··· PROVIDED INFORMATION ···
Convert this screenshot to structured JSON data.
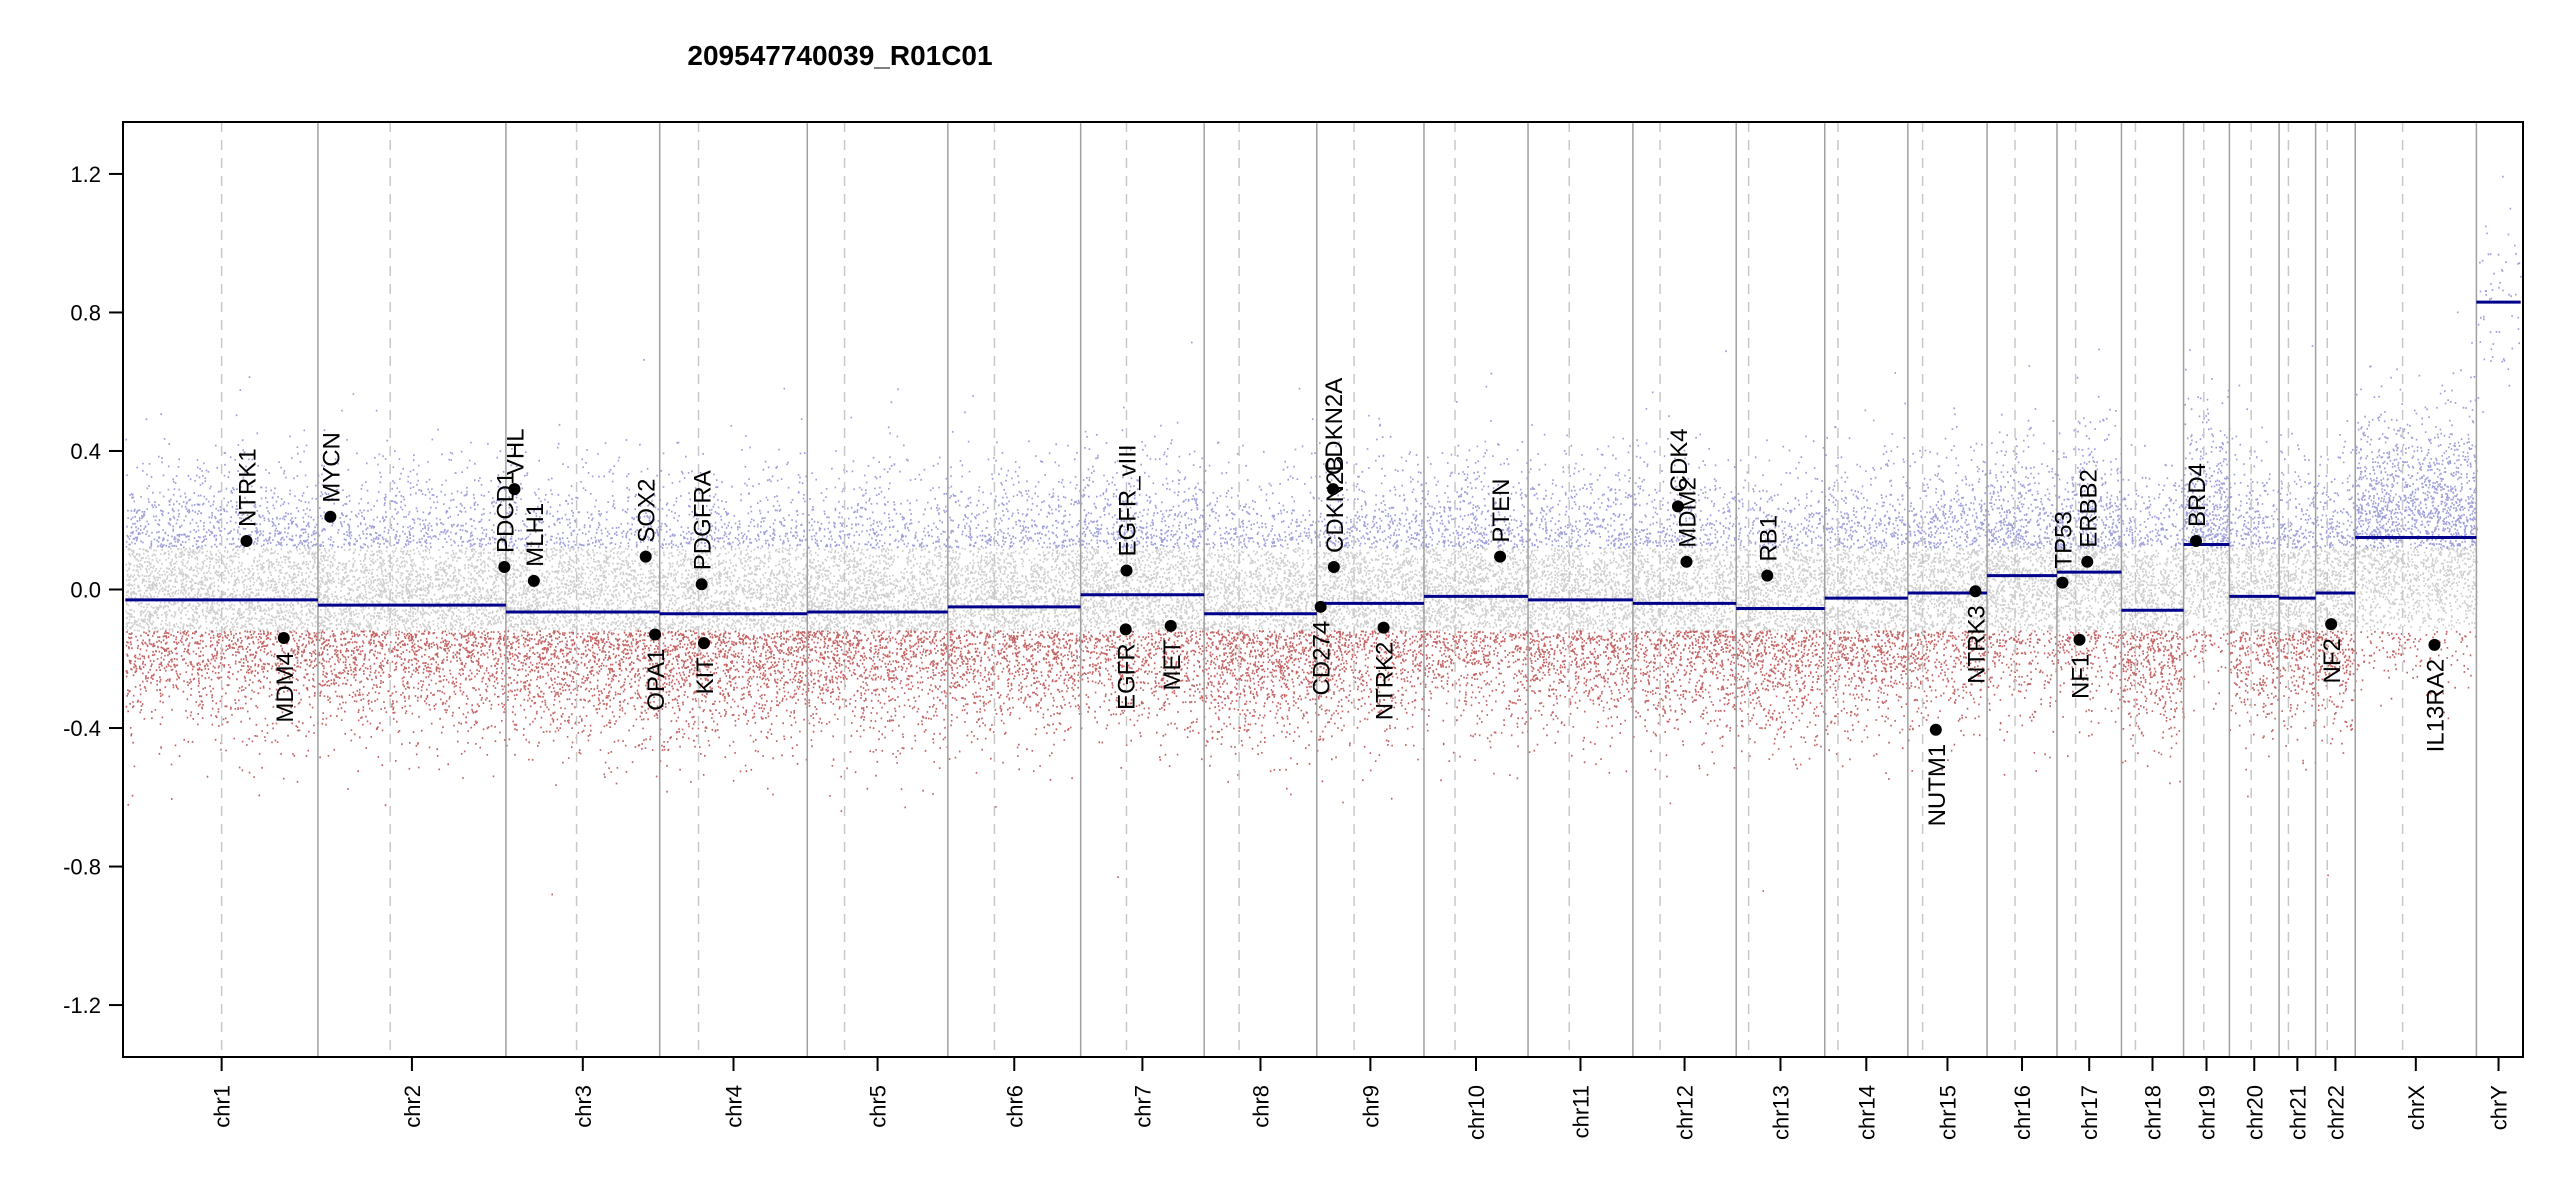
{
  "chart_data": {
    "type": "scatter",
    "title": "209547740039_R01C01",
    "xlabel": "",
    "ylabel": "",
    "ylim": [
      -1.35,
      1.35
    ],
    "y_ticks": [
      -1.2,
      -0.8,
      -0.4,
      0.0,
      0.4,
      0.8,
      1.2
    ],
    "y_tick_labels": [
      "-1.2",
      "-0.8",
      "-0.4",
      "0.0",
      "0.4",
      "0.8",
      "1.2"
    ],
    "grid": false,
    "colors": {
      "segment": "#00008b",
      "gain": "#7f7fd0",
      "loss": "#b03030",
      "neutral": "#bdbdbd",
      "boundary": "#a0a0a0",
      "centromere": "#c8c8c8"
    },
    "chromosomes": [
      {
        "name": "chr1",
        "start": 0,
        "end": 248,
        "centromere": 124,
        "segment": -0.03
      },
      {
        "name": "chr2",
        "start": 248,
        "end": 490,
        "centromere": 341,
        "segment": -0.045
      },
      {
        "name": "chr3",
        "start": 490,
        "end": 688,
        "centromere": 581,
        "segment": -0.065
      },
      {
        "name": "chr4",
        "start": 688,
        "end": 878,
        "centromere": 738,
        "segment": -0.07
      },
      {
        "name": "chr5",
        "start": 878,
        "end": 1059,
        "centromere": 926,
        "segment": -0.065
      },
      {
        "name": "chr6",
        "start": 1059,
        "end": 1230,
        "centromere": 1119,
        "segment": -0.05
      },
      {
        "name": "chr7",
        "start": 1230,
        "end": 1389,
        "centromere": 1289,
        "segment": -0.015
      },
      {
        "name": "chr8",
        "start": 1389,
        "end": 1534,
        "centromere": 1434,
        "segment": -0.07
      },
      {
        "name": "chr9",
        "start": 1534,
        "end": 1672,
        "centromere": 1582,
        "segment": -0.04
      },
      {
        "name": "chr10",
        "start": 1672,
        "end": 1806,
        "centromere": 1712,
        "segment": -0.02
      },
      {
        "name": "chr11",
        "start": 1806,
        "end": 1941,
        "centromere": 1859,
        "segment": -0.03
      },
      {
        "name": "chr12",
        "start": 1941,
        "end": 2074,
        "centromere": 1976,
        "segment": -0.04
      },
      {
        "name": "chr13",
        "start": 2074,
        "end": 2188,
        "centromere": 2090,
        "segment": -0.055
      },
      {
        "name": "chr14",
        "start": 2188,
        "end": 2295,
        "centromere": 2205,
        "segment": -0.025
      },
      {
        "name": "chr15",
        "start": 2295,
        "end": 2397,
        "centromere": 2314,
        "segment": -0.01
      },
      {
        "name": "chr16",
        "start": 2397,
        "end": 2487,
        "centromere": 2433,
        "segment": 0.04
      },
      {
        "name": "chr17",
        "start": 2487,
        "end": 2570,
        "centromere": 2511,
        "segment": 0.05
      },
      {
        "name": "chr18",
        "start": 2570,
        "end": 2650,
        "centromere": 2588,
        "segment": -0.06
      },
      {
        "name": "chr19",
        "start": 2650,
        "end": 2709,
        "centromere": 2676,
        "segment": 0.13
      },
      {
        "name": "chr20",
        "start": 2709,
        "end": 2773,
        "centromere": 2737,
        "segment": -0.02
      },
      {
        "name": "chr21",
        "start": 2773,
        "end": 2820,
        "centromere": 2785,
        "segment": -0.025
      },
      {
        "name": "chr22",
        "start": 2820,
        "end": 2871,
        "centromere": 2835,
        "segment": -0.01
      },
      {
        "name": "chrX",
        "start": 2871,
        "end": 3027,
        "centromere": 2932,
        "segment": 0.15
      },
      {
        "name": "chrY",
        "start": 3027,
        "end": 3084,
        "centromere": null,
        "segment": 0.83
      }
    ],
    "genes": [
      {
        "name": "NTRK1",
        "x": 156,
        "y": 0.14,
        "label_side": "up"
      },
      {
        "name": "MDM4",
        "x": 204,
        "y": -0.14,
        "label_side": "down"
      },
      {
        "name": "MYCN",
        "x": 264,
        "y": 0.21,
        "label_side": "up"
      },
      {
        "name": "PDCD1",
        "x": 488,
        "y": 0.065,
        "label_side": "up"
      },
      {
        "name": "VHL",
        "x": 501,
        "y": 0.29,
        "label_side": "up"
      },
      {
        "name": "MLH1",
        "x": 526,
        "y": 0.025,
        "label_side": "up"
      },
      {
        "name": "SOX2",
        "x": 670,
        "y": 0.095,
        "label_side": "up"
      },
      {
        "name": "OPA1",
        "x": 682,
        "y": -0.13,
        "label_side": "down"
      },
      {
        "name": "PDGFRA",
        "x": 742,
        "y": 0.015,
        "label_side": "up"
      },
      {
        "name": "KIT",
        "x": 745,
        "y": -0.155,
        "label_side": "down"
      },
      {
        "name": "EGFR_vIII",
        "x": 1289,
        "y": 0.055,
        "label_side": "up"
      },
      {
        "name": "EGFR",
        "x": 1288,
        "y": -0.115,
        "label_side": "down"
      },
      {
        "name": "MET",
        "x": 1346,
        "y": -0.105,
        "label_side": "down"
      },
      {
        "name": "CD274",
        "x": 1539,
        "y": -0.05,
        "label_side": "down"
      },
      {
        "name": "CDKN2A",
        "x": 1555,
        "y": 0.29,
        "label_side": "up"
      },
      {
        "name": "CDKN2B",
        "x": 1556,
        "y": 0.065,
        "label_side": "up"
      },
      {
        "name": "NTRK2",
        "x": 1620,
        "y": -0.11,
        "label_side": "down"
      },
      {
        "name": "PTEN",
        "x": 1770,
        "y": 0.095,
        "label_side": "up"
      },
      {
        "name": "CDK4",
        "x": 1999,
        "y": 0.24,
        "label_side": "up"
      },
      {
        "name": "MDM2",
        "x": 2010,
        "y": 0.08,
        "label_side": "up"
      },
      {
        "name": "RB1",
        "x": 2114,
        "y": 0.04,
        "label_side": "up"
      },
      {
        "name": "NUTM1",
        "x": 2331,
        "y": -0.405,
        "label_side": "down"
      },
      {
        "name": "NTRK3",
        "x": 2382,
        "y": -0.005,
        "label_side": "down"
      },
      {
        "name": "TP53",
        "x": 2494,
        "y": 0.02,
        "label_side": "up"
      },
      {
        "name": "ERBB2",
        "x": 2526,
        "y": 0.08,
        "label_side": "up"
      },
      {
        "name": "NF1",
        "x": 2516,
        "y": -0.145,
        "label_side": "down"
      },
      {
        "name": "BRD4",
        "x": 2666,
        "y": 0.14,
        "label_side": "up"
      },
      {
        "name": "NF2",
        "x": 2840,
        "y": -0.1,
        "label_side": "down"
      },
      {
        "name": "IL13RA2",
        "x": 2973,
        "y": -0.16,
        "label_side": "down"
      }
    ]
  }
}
···
··· PROVIDED INFORMATION ···
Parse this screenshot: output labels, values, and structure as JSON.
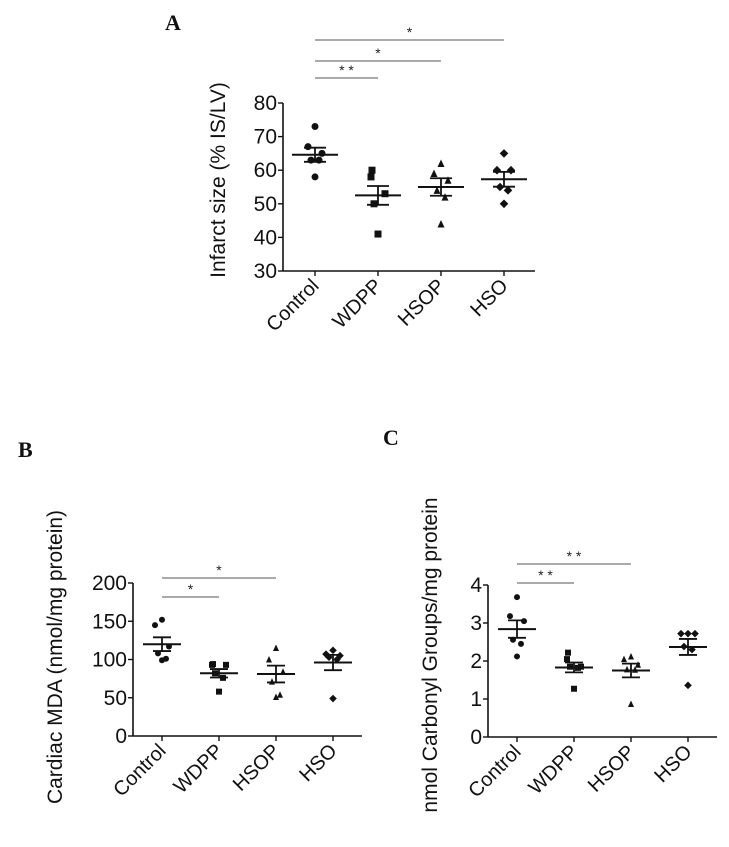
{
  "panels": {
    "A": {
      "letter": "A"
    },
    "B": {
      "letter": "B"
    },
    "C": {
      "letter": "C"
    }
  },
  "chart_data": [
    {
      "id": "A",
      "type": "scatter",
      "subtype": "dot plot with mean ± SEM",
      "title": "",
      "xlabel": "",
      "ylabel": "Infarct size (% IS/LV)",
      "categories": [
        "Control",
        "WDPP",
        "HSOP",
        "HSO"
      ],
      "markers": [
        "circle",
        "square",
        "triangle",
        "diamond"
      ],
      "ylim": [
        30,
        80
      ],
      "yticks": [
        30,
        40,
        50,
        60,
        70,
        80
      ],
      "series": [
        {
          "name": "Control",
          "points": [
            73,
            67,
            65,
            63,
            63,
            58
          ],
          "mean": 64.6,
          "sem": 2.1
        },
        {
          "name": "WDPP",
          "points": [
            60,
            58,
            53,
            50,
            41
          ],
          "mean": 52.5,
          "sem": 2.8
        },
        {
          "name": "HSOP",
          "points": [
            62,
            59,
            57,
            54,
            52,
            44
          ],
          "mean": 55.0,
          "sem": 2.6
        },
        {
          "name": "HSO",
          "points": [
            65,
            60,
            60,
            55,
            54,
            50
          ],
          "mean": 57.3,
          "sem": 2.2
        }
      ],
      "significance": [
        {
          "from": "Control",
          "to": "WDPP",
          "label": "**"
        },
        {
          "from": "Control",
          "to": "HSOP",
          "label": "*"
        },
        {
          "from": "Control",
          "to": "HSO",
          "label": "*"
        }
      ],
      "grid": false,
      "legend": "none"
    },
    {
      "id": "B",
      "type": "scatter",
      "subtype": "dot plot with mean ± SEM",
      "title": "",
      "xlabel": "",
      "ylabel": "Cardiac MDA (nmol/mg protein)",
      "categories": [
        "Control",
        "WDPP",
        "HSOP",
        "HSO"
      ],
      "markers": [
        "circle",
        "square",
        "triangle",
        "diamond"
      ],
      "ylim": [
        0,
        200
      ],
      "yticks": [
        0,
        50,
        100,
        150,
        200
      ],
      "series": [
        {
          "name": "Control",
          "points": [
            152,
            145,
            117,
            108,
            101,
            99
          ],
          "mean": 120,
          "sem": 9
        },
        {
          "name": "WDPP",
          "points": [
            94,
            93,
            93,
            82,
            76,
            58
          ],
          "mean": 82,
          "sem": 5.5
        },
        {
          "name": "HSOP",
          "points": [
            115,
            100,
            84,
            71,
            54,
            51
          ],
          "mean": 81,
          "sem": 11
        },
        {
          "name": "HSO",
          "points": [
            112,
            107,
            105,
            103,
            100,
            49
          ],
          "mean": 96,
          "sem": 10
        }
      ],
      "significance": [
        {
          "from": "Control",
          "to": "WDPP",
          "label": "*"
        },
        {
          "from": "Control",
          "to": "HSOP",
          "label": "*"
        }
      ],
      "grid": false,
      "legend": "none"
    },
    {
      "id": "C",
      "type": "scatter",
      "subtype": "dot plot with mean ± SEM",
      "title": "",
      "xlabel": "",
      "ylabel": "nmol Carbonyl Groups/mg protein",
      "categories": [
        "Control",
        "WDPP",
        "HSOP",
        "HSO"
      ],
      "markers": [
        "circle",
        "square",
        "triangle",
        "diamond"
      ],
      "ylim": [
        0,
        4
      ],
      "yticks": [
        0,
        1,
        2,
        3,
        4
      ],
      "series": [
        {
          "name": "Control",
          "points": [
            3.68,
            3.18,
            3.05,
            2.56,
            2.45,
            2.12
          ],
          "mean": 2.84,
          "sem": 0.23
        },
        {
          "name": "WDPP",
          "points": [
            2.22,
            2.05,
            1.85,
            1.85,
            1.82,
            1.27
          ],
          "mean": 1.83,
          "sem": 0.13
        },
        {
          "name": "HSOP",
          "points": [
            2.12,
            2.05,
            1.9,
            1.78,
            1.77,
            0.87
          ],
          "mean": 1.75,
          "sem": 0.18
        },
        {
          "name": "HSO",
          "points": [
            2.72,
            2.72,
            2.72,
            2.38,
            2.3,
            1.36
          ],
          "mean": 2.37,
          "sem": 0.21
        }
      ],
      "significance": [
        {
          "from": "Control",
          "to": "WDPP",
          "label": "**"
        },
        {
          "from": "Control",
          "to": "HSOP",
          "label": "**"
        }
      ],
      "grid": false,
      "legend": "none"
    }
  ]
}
···
WHAT IS REQUIRED: Among the entries above, find every line holding "screenshot" and copy it.

SOLUTION FOR THIS PROBLEM:
Convert this screenshot to structured JSON data.
Parse this screenshot: output labels, values, and structure as JSON.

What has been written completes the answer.